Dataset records

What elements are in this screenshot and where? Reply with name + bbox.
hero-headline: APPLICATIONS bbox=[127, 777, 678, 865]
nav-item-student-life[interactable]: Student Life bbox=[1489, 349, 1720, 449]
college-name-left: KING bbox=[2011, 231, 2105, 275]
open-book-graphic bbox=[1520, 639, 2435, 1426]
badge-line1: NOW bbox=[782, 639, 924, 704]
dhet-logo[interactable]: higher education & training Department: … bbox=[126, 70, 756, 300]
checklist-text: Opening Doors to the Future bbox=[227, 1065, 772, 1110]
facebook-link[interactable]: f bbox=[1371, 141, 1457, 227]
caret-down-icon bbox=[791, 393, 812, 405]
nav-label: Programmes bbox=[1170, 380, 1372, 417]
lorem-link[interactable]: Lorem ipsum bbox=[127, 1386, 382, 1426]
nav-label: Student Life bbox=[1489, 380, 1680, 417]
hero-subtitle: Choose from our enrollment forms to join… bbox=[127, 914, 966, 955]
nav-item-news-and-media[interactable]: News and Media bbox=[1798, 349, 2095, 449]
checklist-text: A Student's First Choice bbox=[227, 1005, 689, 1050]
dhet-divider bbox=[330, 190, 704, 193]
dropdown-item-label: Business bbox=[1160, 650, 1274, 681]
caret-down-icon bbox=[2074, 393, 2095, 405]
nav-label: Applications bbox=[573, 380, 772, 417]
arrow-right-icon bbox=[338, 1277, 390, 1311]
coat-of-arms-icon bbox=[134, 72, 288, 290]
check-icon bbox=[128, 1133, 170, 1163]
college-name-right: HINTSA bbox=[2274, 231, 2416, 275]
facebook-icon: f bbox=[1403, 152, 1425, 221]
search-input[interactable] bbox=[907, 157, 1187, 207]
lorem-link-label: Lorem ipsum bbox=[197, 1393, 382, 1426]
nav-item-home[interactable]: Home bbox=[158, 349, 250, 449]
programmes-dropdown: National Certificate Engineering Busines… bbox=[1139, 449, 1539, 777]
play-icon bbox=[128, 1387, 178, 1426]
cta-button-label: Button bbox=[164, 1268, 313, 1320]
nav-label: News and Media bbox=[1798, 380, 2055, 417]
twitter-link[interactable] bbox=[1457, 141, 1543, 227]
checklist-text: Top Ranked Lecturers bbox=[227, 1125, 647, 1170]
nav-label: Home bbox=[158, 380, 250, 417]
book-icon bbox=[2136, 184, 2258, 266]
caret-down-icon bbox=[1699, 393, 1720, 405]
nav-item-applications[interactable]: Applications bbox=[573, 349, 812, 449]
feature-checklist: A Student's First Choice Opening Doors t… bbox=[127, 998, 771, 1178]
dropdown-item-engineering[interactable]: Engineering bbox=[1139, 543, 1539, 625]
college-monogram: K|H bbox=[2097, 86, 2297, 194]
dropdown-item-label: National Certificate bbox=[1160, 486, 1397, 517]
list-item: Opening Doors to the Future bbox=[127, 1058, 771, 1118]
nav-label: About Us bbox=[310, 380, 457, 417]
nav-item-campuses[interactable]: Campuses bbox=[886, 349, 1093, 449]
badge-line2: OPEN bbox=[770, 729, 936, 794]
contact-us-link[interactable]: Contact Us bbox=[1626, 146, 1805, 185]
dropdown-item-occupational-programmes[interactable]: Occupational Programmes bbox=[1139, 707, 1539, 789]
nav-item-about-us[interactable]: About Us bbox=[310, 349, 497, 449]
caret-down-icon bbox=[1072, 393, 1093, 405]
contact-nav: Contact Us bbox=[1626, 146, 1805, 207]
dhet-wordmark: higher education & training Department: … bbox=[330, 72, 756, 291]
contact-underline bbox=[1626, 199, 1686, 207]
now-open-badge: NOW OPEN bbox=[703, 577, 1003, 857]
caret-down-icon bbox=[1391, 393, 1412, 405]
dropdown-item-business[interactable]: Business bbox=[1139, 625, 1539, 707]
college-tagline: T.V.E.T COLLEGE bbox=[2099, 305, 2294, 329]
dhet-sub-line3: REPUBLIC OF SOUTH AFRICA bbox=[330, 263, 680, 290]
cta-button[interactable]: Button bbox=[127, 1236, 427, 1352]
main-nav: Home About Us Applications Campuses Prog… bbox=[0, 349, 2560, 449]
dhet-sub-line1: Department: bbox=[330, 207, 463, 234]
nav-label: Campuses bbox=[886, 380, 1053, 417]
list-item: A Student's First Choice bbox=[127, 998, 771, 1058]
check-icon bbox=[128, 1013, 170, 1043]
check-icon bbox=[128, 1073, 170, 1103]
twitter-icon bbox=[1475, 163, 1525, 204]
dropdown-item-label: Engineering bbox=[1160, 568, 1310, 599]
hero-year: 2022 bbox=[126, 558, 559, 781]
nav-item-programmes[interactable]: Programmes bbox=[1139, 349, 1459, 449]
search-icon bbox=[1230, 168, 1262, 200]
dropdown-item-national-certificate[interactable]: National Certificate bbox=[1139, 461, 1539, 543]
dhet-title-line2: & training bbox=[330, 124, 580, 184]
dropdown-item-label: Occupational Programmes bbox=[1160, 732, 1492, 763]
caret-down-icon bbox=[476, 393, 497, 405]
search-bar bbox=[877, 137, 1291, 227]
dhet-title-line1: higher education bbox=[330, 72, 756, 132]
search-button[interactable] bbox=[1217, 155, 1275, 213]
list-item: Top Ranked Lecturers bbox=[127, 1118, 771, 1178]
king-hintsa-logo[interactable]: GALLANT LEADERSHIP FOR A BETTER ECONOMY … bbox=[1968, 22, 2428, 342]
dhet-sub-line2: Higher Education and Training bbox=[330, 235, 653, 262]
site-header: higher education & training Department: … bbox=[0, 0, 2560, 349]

Stated exercise:
Please change "caret-down-icon" to "chevron-down-icon" in the stretch from the start of the records through the line containing "search-input[interactable] bbox=[907, 157, 1187, 207]", and give those lines again with everything else unchanged.

Result:
What elements are in this screenshot and where? Reply with name + bbox.
hero-headline: APPLICATIONS bbox=[127, 777, 678, 865]
nav-item-student-life[interactable]: Student Life bbox=[1489, 349, 1720, 449]
college-name-left: KING bbox=[2011, 231, 2105, 275]
open-book-graphic bbox=[1520, 639, 2435, 1426]
badge-line1: NOW bbox=[782, 639, 924, 704]
dhet-logo[interactable]: higher education & training Department: … bbox=[126, 70, 756, 300]
checklist-text: Opening Doors to the Future bbox=[227, 1065, 772, 1110]
facebook-link[interactable]: f bbox=[1371, 141, 1457, 227]
chevron-down-icon bbox=[791, 393, 812, 405]
nav-label: Programmes bbox=[1170, 380, 1372, 417]
lorem-link[interactable]: Lorem ipsum bbox=[127, 1386, 382, 1426]
nav-label: Student Life bbox=[1489, 380, 1680, 417]
hero-subtitle: Choose from our enrollment forms to join… bbox=[127, 914, 966, 955]
nav-item-news-and-media[interactable]: News and Media bbox=[1798, 349, 2095, 449]
checklist-text: A Student's First Choice bbox=[227, 1005, 689, 1050]
dhet-divider bbox=[330, 190, 704, 193]
dropdown-item-label: Business bbox=[1160, 650, 1274, 681]
chevron-down-icon bbox=[2074, 393, 2095, 405]
nav-label: Applications bbox=[573, 380, 772, 417]
arrow-right-icon bbox=[338, 1277, 390, 1311]
coat-of-arms-icon bbox=[134, 72, 288, 290]
check-icon bbox=[128, 1133, 170, 1163]
college-name-right: HINTSA bbox=[2274, 231, 2416, 275]
facebook-icon: f bbox=[1403, 152, 1425, 221]
search-input[interactable] bbox=[907, 157, 1187, 207]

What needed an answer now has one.